WHAT TO PRODUCE: Copy the records below exactly as they are written.

RECORD SET:
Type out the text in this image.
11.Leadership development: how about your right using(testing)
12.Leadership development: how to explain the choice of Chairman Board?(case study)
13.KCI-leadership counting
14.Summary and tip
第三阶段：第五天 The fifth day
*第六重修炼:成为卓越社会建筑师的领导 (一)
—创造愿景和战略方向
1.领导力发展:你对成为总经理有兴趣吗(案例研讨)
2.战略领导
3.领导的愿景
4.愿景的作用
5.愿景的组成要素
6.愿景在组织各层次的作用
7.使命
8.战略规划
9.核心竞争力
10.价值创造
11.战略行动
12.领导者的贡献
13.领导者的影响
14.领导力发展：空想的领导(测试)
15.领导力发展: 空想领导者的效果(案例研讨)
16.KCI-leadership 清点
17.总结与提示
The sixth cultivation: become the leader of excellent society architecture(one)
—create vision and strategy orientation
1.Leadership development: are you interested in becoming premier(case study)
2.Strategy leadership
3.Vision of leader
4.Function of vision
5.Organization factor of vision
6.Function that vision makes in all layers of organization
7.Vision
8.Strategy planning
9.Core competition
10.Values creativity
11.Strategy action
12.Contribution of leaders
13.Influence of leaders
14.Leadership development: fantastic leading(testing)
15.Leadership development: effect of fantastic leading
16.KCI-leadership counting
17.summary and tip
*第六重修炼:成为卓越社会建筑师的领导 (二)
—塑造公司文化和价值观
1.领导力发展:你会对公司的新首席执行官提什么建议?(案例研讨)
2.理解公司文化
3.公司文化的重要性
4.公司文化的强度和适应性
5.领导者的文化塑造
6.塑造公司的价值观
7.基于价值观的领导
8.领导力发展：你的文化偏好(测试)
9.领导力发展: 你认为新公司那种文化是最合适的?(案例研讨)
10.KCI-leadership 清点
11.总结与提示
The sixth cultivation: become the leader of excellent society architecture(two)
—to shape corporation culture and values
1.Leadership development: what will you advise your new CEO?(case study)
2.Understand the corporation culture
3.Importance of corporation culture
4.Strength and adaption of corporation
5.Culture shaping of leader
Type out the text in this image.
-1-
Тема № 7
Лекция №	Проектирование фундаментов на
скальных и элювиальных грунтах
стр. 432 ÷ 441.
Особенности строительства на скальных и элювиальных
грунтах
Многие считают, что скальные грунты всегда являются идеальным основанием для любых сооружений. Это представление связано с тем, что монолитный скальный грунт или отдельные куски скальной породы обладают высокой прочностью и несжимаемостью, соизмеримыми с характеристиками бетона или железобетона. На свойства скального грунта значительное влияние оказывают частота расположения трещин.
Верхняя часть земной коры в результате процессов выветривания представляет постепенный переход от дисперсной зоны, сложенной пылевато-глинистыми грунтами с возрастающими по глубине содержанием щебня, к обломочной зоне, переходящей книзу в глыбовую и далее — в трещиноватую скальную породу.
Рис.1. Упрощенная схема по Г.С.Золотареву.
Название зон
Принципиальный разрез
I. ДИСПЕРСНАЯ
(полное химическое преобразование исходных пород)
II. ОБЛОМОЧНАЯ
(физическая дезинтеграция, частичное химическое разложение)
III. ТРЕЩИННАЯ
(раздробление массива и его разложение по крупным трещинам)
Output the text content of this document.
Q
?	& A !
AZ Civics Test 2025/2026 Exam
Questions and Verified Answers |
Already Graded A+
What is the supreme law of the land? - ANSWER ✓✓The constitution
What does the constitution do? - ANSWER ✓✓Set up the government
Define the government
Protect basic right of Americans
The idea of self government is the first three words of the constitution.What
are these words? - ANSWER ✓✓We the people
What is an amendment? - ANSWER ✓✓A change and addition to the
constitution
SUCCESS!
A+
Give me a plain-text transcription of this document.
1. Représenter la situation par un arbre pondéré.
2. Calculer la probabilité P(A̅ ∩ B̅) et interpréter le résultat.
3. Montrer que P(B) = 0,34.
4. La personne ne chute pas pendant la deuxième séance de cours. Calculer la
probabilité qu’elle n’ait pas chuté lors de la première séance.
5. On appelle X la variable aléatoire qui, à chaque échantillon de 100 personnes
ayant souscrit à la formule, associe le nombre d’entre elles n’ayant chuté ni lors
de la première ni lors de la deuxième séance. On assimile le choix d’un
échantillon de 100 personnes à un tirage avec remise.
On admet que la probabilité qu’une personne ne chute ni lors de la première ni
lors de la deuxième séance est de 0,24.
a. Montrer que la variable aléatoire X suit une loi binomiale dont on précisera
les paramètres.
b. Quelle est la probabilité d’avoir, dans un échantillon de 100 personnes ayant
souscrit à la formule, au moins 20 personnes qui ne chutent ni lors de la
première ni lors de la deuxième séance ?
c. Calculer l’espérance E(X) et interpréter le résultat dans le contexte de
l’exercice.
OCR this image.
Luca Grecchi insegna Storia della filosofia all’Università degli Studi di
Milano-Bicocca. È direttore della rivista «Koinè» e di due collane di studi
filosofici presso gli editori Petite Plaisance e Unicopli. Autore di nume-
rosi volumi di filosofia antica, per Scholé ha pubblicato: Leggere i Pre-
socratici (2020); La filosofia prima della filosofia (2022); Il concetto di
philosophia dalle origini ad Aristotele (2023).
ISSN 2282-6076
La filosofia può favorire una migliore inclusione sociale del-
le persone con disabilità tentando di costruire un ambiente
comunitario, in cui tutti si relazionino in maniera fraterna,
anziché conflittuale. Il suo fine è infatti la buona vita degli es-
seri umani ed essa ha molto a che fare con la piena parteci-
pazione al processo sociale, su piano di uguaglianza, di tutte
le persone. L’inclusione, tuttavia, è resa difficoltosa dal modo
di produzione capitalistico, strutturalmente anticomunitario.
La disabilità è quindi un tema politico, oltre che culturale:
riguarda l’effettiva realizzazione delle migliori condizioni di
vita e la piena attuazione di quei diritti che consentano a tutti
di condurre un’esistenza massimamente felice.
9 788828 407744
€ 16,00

REPLY:
Type out the text in this image.
11.Leadership development: how about your right using(testing)
12.Leadership development: how to explain the choice of Chairman Board?(case study)
13.KCI-leadership counting
14.Summary and tip
第三阶段：第五天 The fifth day
*第六重修炼:成为卓越社会建筑师的领导 (一)
—创造愿景和战略方向
1.领导力发展:你对成为总经理有兴趣吗(案例研讨)
2.战略领导
3.领导的愿景
4.愿景的作用
5.愿景的组成要素
6.愿景在组织各层次的作用
7.使命
8.战略规划
9.核心竞争力
10.价值创造
11.战略行动
12.领导者的贡献
13.领导者的影响
14.领导力发展：空想的领导(测试)
15.领导力发展: 空想领导者的效果(案例研讨)
16.KCI-leadership 清点
17.总结与提示
The sixth cultivation: become the leader of excellent society architecture(one)
—create vision and strategy orientation
1.Leadership development: are you interested in becoming premier(case study)
2.Strategy leadership
3.Vision of leader
4.Function of vision
5.Organization factor of vision
6.Function that vision makes in all layers of organization
7.Vision
8.Strategy planning
9.Core competition
10.Values creativity
11.Strategy action
12.Contribution of leaders
13.Influence of leaders
14.Leadership development: fantastic leading(testing)
15.Leadership development: effect of fantastic leading
16.KCI-leadership counting
17.summary and tip
*第六重修炼:成为卓越社会建筑师的领导 (二)
—塑造公司文化和价值观
1.领导力发展:你会对公司的新首席执行官提什么建议?(案例研讨)
2.理解公司文化
3.公司文化的重要性
4.公司文化的强度和适应性
5.领导者的文化塑造
6.塑造公司的价值观
7.基于价值观的领导
8.领导力发展：你的文化偏好(测试)
9.领导力发展: 你认为新公司那种文化是最合适的?(案例研讨)
10.KCI-leadership 清点
11.总结与提示
The sixth cultivation: become the leader of excellent society architecture(two)
—to shape corporation culture and values
1.Leadership development: what will you advise your new CEO?(case study)
2.Understand the corporation culture
3.Importance of corporation culture
4.Strength and adaption of corporation
5.Culture shaping of leader
Type out the text in this image.
-1-
Тема № 7
Лекция №	Проектирование фундаментов на
скальных и элювиальных грунтах
стр. 432 ÷ 441.
Особенности строительства на скальных и элювиальных
грунтах
Многие считают, что скальные грунты всегда являются идеальным основанием для любых сооружений. Это представление связано с тем, что монолитный скальный грунт или отдельные куски скальной породы обладают высокой прочностью и несжимаемостью, соизмеримыми с характеристиками бетона или железобетона. На свойства скального грунта значительное влияние оказывают частота расположения трещин.
Верхняя часть земной коры в результате процессов выветривания представляет постепенный переход от дисперсной зоны, сложенной пылевато-глинистыми грунтами с возрастающими по глубине содержанием щебня, к обломочной зоне, переходящей книзу в глыбовую и далее — в трещиноватую скальную породу.
Рис.1. Упрощенная схема по Г.С.Золотареву.
Название зон
Принципиальный разрез
I. ДИСПЕРСНАЯ
(полное химическое преобразование исходных пород)
II. ОБЛОМОЧНАЯ
(физическая дезинтеграция, частичное химическое разложение)
III. ТРЕЩИННАЯ
(раздробление массива и его разложение по крупным трещинам)
Output the text content of this document.
Q
?	& A !
AZ Civics Test 2025/2026 Exam
Questions and Verified Answers |
Already Graded A+
What is the supreme law of the land? - ANSWER ✓✓The constitution
What does the constitution do? - ANSWER ✓✓Set up the government
Define the government
Protect basic right of Americans
The idea of self government is the first three words of the constitution.What
are these words? - ANSWER ✓✓We the people
What is an amendment? - ANSWER ✓✓A change and addition to the
constitution
SUCCESS!
A+
Give me a plain-text transcription of this document.
1. Représenter la situation par un arbre pondéré.
2. Calculer la probabilité P(A̅ ∩ B̅) et interpréter le résultat.
3. Montrer que P(B) = 0,34.
4. La personne ne chute pas pendant la deuxième séance de cours. Calculer la
probabilité qu’elle n’ait pas chuté lors de la première séance.
5. On appelle X la variable aléatoire qui, à chaque échantillon de 100 personnes
ayant souscrit à la formule, associe le nombre d’entre elles n’ayant chuté ni lors
de la première ni lors de la deuxième séance. On assimile le choix d’un
échantillon de 100 personnes à un tirage avec remise.
On admet que la probabilité qu’une personne ne chute ni lors de la première ni
lors de la deuxième séance est de 0,24.
a. Montrer que la variable aléatoire X suit une loi binomiale dont on précisera
les paramètres.
b. Quelle est la probabilité d’avoir, dans un échantillon de 100 personnes ayant
souscrit à la formule, au moins 20 personnes qui ne chutent ni lors de la
première ni lors de la deuxième séance ?
c. Calculer l’espérance E(X) et interpréter le résultat dans le contexte de
l’exercice.
OCR this image.
Luca Grecchi insegna Storia della filosofia all’Università degli Studi di
Milano-Bicocca. È direttore della rivista «Koinè» e di due collane di studi
filosofici presso gli editori Petite Plaisance e Unicopli. Autore di nume-
rosi volumi di filosofia antica, per Scholé ha pubblicato: Leggere i Pre-
socratici (2020); La filosofia prima della filosofia (2022); Il concetto di
philosophia dalle origini ad Aristotele (2023).
ISSN 2282-6076
La filosofia può favorire una migliore inclusione sociale del-
le persone con disabilità tentando di costruire un ambiente
comunitario, in cui tutti si relazionino in maniera fraterna,
anziché conflittuale. Il suo fine è infatti la buona vita degli es-
seri umani ed essa ha molto a che fare con la piena parteci-
pazione al processo sociale, su piano di uguaglianza, di tutte
le persone. L’inclusione, tuttavia, è resa difficoltosa dal modo
di produzione capitalistico, strutturalmente anticomunitario.
La disabilità è quindi un tema politico, oltre che culturale:
riguarda l’effettiva realizzazione delle migliori condizioni di
vita e la piena attuazione di quei diritti che consentano a tutti
di condurre un’esistenza massimamente felice.
9 788828 407744
€ 16,00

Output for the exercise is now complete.